▸ Exercise data:

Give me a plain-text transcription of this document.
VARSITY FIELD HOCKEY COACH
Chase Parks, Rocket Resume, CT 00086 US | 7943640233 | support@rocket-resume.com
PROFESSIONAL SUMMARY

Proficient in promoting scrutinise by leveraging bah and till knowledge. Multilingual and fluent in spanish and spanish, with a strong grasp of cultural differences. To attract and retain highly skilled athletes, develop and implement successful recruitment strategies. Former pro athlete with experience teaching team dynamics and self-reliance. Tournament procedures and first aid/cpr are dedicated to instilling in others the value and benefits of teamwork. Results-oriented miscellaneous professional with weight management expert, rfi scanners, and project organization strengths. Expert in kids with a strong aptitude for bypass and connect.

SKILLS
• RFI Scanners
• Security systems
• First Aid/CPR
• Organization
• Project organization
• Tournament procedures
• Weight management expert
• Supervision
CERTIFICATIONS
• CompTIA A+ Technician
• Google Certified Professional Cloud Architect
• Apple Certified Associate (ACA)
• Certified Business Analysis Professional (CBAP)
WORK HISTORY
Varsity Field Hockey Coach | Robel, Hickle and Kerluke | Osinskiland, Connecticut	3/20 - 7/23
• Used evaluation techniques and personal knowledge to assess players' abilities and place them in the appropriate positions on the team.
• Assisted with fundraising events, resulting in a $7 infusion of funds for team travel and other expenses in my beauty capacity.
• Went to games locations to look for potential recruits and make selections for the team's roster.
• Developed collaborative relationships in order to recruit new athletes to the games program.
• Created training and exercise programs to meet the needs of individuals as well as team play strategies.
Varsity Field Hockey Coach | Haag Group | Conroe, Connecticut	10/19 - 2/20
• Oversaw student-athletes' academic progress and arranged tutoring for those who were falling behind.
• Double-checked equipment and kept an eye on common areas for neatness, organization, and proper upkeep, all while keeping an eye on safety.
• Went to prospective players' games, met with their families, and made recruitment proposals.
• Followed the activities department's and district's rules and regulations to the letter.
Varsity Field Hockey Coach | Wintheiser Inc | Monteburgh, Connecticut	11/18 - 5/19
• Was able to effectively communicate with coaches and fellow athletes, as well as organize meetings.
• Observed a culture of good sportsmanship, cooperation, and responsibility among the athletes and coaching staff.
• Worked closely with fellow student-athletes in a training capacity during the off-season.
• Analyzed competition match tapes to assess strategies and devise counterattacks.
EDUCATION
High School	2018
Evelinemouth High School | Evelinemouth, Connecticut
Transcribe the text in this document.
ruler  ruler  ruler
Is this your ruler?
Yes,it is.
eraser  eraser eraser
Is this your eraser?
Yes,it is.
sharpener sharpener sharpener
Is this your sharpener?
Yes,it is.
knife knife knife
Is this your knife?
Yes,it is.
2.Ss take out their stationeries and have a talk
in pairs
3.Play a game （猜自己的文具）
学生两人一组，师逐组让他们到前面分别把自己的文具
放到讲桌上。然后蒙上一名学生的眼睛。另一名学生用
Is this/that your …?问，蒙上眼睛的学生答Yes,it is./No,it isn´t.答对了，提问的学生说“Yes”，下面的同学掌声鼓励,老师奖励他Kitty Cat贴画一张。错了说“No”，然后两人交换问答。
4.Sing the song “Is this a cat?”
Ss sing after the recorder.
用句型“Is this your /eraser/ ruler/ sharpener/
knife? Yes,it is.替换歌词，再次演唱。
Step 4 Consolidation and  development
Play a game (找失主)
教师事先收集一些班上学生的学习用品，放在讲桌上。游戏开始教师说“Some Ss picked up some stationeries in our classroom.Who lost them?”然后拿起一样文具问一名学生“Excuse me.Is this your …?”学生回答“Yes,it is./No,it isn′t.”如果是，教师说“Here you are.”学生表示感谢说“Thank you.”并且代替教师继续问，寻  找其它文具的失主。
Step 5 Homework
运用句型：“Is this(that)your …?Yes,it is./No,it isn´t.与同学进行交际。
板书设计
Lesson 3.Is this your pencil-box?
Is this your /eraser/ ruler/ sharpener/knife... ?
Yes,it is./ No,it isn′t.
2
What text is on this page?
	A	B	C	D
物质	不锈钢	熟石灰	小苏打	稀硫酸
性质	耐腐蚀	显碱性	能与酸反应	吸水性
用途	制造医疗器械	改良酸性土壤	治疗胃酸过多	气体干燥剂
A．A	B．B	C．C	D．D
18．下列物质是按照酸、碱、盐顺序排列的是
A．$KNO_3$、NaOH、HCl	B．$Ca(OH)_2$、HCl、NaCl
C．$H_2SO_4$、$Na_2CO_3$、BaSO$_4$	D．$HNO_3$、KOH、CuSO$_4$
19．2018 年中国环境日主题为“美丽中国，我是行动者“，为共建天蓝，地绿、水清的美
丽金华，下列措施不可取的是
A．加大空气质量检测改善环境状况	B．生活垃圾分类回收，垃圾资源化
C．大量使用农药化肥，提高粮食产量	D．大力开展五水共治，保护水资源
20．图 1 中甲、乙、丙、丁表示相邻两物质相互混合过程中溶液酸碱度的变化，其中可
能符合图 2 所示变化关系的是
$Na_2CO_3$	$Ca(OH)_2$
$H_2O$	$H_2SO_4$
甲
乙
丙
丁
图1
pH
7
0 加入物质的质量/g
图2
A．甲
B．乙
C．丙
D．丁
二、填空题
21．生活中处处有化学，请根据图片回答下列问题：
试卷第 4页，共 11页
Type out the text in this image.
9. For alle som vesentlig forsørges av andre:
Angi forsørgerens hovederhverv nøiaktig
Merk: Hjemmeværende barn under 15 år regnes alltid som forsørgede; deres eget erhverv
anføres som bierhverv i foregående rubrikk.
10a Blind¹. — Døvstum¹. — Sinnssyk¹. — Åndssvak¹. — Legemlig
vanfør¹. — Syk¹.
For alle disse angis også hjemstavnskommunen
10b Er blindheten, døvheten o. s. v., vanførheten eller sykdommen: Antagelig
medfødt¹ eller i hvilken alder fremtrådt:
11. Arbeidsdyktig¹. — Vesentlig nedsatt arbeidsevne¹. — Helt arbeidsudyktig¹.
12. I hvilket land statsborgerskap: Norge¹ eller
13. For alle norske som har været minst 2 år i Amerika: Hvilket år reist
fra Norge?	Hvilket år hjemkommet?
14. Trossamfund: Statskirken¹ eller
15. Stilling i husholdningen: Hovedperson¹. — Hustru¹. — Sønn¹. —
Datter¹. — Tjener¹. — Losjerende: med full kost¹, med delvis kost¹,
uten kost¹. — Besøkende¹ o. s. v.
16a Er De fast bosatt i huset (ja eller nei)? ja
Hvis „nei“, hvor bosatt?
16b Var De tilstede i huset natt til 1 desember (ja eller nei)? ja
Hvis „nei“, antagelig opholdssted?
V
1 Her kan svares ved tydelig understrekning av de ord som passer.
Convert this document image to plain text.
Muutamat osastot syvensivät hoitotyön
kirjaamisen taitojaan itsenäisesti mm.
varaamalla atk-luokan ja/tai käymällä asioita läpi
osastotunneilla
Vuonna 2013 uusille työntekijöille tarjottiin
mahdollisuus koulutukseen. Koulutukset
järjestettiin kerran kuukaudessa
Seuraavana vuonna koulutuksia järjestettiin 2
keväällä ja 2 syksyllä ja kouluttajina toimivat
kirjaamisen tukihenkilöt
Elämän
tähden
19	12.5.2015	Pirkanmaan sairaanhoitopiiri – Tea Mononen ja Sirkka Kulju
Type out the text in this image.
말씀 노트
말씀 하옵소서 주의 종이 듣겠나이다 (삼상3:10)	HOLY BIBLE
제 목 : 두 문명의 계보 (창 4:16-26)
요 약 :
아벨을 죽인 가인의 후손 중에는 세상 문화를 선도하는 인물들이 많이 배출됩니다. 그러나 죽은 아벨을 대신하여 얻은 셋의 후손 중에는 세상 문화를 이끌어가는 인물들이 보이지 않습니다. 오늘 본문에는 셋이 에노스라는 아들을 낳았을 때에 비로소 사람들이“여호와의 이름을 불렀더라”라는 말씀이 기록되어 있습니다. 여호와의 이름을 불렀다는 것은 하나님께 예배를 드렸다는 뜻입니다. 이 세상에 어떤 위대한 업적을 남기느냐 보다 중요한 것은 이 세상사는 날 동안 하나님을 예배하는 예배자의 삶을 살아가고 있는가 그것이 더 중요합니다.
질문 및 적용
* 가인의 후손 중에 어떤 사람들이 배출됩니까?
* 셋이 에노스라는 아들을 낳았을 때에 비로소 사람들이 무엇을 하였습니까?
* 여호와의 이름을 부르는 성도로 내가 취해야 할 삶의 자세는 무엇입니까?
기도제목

▸ Aim: From the entries above, return each line with the word "järjestettiin" in it.

▸ Answer in full:
järjestettiin kerran kuukaudessa
Seuraavana vuonna koulutuksia järjestettiin 2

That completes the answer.